Given text >>
◆ ◆ ◆ ◆
# qcodes.instrument_drivers package¶

## qcodes.instrument_drivers.devices module¶

class qcodes.instrument_drivers.devices.VoltageDivider(v1: qcodes.instrument.parameter.Parameter, division_value: Union[int, float], name: Optional[str] = None, label: Optional[str] = None, instrument: = None)[source]

Resitive voltage divider

To be used when you use a physical voltage divider to set or get a voltage.

Initialize the voltage diveder by passing the parameter to be measured and the value of the division (which should be calibrated beforehand)

>>> vd = VoltageDivider(dac.chan0, 10)


The voltage divider acts a your original parameter, but will set the right value, and store the division_value in the metadata.

Set the value you want to set your device at 10 V

>>> vd(10)


This will set the dac.cha0 at 10*10, but upon measuring the divider the value returned is the voltage at the sample.

>>> vd()
10


To get the voltage that was actually set on the instrument:

>>> vd.get_instrument_value()
100

Parameters
• v1 – Parameter physically attached to the divider as input

• division_value – the divsion value of the divider

• label – label of this parameter, by default uses v1 label but attaches _attenuated

• name – name of this parameter, by default uses v1 name but attaches _attenuated

set_raw(value: Union[int, float])None[source]

set_raw is called to perform the actual setting of a parameter on the instrument. This method should either be overwritten to perform the desired operation or alternatively for Parameter a suitable method is automatically generated if set_cmd is supplied to the parameter constructor. The method is automatically wrapped to provide a set method on the parameter instance.

get_raw() → Union[int, float][source]
Returns

value at which was set at the sample

__getitem__(keys: Any) → qcodes.instrument.sweep_values.SweepFixedValues

Slice a Parameter to get a SweepValues object to iterate over during a sweep

__str__()str

Include the instrument name with the Parameter name if possible.

property full_name

Name of the parameter including the name of the instrument and submodule that the parameter may be bound to. The names are separated by underscores, like this: instrument_submodule_parameter.

get_instrument_value() → Union[int, float][source]
Returns

value at which the attached parameter is (i.e. does not account for the scaling)

get_ramp_values(value: Union[float, Sized], step: Optional[float] = None) → Sequence[Union[float, Sized]]

Return values to sweep from current value to target value. This method can be overridden to have a custom sweep behaviour. It can even be overridden by a generator.

Parameters
• value – target value

• step – maximum step size

Returns

List of stepped values, including target value.

property gettable

Is it allowed to call get on this parameter?
◆ ◆ ◆ ◆
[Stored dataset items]
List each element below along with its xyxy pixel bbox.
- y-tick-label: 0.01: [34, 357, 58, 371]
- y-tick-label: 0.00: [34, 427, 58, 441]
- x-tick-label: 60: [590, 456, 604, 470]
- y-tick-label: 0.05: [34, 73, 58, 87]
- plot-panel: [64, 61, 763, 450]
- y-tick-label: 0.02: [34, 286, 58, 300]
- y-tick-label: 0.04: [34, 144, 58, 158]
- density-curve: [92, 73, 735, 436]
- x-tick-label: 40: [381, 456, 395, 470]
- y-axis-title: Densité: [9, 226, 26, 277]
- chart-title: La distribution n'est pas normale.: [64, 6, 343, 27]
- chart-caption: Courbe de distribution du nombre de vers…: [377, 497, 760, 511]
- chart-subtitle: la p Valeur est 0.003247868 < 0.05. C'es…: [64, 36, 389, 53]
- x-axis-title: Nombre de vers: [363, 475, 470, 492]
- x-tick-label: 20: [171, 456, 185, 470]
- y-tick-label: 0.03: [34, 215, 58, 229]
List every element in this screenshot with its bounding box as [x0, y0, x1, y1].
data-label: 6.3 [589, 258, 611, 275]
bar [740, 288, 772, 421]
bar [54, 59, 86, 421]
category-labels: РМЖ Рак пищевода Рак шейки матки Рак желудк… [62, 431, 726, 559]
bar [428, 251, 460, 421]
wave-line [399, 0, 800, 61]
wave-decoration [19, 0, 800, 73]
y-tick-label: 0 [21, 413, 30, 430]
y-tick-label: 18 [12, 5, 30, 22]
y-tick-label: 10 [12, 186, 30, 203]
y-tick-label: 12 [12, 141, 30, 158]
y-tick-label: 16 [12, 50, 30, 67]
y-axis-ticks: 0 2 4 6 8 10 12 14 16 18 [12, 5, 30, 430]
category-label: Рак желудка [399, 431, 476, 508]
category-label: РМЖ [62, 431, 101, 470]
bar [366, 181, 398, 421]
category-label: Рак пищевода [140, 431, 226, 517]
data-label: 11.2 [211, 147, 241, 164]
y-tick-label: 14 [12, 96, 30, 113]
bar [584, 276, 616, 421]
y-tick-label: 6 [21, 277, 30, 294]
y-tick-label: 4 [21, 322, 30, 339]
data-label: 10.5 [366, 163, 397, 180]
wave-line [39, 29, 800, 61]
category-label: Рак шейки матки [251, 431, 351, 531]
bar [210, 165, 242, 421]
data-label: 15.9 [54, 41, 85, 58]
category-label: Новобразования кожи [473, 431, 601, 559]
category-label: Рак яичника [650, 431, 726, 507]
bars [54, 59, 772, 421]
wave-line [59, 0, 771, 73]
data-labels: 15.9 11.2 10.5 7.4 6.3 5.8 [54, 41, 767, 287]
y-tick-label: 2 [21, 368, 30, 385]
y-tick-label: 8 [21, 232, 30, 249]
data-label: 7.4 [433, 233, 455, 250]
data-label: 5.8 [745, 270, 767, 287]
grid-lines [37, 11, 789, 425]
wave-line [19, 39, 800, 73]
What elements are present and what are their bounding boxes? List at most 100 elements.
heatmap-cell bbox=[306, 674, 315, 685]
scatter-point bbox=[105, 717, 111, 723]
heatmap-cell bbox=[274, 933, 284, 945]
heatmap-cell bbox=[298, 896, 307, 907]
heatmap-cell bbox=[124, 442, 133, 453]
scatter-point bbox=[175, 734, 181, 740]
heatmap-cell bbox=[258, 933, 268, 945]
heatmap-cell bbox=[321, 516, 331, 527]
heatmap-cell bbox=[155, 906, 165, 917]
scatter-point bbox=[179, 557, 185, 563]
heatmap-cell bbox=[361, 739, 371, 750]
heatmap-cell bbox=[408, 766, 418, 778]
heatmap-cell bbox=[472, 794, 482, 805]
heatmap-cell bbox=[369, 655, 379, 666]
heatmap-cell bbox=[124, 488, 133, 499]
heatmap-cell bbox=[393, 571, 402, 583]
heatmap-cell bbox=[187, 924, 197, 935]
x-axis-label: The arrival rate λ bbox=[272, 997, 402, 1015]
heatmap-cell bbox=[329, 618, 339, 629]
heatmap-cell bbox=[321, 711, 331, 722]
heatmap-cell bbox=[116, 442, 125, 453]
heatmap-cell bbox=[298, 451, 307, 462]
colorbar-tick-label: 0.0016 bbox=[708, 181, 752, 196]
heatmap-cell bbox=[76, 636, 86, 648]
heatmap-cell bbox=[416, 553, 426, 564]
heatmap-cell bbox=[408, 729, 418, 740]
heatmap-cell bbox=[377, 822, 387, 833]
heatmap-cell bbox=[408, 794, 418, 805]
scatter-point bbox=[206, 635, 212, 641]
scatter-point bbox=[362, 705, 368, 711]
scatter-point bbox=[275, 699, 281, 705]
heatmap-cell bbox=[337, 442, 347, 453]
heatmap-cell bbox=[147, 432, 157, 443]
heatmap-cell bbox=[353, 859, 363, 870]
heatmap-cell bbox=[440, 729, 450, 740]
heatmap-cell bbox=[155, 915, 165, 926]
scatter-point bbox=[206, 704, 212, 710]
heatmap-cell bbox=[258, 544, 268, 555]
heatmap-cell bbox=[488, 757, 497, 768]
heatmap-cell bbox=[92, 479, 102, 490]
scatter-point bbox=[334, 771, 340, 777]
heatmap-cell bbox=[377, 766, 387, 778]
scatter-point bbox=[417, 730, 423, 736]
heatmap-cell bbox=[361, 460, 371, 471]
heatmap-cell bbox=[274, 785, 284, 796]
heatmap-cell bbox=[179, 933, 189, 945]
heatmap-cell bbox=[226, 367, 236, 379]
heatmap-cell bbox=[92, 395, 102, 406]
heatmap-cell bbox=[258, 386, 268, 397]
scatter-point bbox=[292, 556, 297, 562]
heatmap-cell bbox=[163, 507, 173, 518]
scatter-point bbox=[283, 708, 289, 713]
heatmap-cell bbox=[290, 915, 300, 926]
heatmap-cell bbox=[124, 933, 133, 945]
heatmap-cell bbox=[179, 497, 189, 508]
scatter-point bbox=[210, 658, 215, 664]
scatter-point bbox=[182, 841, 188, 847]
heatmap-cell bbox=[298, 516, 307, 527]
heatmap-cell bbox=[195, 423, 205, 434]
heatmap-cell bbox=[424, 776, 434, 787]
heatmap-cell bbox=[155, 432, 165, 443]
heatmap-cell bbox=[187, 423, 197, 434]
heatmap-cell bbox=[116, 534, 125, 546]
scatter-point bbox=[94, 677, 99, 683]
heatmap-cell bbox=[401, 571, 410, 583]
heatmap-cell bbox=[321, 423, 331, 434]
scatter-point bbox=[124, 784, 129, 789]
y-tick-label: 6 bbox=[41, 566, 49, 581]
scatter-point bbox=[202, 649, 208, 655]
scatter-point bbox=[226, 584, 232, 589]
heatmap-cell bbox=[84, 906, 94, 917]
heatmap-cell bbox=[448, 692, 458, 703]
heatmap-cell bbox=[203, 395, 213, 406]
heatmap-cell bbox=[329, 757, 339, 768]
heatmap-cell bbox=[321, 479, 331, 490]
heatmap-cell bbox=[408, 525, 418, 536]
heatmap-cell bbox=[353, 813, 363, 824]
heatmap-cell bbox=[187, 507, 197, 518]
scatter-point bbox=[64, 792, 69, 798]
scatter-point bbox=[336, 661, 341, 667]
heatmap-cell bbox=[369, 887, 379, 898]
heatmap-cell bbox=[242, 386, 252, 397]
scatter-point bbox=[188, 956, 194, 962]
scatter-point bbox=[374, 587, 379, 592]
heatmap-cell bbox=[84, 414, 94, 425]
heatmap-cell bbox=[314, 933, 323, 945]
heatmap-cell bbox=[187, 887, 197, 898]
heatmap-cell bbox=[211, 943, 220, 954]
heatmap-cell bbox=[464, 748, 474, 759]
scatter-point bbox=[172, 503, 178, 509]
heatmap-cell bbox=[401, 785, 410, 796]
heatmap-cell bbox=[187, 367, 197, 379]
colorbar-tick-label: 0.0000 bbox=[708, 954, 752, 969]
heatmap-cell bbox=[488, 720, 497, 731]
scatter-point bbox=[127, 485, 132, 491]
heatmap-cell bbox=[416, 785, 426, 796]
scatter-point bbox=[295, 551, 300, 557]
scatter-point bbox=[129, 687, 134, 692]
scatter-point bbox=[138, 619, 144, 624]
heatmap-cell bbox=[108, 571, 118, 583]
◆ ◆ ◆ ◆
What this exercise asks >>
1. How would you say "The method is automatically wrapped to provide a set method on the parameter instance." from the voltage divider documentation in Spanish?
2. Could you give the voltage divider documentation again from "Return values to" up to and including "by a generator.", switching "overridden" to "redefined"?

Responses to the tasks >>
1. El método se envuelve automáticamente para proporcionar un método set en la instancia del parámetro.

2.
Return values to sweep from current value to target value. This method can be redefined to have a custom sweep behaviour. It can even be redefined by a generator.